Exercise brief - Which lines hold the word "Östergötland"? Show each of them.

++++++++

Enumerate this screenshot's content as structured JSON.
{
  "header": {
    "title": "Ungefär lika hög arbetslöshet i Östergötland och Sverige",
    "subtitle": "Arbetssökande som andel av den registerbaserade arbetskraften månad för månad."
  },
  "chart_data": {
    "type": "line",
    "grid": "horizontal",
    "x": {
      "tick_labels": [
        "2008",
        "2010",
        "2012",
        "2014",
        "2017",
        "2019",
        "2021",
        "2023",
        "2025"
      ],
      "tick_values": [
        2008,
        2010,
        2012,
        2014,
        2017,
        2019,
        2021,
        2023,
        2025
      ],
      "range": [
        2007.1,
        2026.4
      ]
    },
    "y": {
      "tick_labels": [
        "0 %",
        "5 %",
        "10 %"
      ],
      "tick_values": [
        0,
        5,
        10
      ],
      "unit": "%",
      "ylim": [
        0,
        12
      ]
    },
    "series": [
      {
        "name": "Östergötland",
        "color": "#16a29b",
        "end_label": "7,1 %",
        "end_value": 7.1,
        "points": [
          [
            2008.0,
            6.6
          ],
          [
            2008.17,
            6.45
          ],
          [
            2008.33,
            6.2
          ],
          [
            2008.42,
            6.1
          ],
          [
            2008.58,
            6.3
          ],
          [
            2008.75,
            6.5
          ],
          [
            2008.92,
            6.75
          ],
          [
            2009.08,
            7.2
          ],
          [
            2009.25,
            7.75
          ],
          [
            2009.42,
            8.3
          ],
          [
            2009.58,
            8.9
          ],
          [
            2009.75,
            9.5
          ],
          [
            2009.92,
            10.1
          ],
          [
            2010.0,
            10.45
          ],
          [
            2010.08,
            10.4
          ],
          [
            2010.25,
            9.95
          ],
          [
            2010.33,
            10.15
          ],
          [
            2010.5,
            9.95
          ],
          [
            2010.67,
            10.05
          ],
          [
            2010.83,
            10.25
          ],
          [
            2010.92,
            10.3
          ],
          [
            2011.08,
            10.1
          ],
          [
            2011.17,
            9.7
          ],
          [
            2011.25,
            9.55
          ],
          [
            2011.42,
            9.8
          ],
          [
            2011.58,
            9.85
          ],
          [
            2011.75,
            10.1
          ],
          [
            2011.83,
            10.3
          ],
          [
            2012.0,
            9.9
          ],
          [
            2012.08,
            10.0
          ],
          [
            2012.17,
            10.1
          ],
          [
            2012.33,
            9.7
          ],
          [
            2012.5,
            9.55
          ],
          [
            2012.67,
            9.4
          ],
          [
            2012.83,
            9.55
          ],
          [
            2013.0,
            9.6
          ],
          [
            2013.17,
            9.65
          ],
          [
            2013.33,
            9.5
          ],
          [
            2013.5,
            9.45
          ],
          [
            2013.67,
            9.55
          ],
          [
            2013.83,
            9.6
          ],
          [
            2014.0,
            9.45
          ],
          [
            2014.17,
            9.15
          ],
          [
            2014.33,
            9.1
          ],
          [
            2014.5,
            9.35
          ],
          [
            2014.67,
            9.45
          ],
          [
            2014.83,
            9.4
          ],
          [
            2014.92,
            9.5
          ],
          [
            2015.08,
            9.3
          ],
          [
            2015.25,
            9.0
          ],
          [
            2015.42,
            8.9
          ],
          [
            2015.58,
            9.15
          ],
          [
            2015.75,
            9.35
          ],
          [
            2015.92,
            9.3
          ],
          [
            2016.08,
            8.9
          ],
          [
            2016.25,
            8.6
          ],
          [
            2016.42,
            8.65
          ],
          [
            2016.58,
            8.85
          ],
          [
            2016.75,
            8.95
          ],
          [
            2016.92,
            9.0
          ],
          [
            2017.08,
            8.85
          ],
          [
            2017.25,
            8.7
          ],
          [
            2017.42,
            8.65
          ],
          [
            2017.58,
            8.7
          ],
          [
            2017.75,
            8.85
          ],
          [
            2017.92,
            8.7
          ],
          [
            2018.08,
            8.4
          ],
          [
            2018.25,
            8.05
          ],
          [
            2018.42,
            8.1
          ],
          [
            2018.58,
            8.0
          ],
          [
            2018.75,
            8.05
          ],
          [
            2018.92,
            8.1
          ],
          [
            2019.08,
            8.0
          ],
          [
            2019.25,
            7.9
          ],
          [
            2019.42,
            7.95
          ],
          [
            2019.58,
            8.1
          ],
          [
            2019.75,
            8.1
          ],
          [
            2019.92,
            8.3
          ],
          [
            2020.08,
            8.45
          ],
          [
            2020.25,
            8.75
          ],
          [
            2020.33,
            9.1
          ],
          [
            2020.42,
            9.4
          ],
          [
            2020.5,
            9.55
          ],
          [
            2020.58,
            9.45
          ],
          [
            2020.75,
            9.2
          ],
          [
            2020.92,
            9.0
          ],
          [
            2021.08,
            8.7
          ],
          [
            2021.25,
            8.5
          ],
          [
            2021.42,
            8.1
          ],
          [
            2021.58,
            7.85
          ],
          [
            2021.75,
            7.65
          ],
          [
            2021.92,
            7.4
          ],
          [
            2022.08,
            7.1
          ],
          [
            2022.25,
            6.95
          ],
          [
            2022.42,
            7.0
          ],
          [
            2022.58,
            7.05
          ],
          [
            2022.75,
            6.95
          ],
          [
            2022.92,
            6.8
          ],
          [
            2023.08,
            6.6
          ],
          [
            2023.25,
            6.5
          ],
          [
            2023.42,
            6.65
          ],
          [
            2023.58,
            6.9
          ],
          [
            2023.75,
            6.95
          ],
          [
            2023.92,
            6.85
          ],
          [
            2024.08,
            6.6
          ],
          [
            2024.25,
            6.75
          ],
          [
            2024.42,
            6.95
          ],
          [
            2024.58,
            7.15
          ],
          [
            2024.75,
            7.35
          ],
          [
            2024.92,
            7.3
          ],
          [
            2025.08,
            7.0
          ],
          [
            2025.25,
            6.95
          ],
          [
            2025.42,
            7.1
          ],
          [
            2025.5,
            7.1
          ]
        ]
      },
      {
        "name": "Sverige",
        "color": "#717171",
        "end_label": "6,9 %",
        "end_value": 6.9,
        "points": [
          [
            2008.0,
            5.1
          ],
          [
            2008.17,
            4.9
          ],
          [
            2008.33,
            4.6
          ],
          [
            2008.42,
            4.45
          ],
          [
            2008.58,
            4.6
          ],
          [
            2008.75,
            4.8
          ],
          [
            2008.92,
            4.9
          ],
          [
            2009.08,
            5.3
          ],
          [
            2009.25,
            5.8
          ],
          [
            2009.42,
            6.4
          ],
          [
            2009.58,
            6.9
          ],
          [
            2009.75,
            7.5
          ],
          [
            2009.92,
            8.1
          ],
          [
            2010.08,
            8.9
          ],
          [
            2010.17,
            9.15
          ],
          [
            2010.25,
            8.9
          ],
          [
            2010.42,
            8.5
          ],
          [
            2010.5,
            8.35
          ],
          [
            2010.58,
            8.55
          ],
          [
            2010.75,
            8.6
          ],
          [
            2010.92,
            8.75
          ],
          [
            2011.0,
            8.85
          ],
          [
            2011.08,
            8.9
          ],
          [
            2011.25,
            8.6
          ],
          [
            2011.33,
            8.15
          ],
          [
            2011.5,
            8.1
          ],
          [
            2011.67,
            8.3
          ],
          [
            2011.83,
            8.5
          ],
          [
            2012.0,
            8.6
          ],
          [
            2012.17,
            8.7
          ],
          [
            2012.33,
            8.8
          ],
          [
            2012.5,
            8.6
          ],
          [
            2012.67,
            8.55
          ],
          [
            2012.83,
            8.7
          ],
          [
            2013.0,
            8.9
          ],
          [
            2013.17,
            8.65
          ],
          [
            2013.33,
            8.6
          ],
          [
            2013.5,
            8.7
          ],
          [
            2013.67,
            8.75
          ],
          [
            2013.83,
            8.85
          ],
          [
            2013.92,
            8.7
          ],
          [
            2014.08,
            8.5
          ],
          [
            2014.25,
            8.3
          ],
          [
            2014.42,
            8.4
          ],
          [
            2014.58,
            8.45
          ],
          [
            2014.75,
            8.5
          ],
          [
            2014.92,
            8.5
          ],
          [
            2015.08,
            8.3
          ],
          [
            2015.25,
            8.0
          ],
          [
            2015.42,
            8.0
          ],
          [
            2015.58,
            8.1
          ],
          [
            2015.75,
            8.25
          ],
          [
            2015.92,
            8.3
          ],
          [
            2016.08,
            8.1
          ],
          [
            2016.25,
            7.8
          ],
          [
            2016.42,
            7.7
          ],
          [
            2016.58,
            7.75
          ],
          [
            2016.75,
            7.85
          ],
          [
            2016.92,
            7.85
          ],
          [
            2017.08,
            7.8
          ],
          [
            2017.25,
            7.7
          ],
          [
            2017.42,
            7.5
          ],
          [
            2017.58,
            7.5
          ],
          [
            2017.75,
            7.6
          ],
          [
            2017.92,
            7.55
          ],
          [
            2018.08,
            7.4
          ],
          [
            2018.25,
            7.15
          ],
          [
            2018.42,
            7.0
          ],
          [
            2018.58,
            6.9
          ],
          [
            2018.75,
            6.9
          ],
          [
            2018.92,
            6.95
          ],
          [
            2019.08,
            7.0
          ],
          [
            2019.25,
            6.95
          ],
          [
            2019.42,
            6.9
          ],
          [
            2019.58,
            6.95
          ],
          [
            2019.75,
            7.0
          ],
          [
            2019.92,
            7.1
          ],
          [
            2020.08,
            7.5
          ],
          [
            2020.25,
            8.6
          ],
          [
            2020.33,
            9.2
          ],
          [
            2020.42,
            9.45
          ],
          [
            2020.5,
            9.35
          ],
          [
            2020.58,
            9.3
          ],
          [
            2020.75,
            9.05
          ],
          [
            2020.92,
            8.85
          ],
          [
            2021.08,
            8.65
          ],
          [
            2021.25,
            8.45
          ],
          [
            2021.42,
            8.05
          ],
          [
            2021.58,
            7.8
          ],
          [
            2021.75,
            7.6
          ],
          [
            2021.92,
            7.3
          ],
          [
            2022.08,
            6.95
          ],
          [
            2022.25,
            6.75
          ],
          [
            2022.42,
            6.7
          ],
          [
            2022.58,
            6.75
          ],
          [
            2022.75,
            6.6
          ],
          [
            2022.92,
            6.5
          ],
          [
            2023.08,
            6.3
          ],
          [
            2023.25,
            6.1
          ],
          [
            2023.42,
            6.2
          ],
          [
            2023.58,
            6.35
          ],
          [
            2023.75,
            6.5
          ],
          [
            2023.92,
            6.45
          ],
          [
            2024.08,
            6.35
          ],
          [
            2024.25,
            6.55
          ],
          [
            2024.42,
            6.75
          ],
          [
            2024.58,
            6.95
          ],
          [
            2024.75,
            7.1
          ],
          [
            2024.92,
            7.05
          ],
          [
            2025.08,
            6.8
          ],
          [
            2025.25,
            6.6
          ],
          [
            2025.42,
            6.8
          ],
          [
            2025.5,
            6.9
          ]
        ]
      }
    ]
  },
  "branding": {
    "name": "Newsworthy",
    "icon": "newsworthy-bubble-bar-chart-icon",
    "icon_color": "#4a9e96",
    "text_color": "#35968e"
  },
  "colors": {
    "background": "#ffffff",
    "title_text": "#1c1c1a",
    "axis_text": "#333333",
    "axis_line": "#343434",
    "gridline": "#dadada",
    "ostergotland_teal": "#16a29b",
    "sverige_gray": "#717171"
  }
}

++++++++

Exercise result -
    "title": "Ungefär lika hög arbetslöshet i Östergötland och Sverige",
        "name": "Östergötland",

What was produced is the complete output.